[Begin SOURCE MATERIAL]

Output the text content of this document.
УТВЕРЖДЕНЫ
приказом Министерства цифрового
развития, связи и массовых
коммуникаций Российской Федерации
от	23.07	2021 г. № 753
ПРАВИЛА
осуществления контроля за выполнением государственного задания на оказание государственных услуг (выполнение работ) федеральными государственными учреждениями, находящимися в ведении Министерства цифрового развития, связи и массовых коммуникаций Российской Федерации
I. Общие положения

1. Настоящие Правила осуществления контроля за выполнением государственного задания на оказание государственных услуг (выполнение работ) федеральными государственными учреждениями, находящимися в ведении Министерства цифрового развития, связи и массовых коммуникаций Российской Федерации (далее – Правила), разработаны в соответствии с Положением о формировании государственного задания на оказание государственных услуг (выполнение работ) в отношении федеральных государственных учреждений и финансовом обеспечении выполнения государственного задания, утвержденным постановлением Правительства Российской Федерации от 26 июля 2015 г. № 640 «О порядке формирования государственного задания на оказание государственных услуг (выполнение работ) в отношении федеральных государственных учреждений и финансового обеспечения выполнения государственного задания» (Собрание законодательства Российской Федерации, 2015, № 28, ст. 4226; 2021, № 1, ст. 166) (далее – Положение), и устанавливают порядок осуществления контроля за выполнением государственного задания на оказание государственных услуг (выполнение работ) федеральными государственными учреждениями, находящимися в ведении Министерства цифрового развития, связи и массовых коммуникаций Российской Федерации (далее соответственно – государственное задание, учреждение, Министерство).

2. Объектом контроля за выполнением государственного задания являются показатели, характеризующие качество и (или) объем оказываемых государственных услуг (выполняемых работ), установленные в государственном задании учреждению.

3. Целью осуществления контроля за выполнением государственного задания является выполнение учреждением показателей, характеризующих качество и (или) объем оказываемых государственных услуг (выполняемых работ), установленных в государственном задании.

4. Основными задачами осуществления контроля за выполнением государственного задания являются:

[End SOURCE MATERIAL]

— SHORT EXERCISE —
Copy all lines from the material that contain "качество".

— CORRECT OUTPUT —
2. Объектом контроля за выполнением государственного задания являются показатели, характеризующие качество и (или) объем оказываемых государственных услуг (выполняемых работ), установленные в государственном задании учреждению.
3. Целью осуществления контроля за выполнением государственного задания является выполнение учреждением показателей, характеризующих качество и (или) объем оказываемых государственных услуг (выполняемых работ), установленных в государственном задании.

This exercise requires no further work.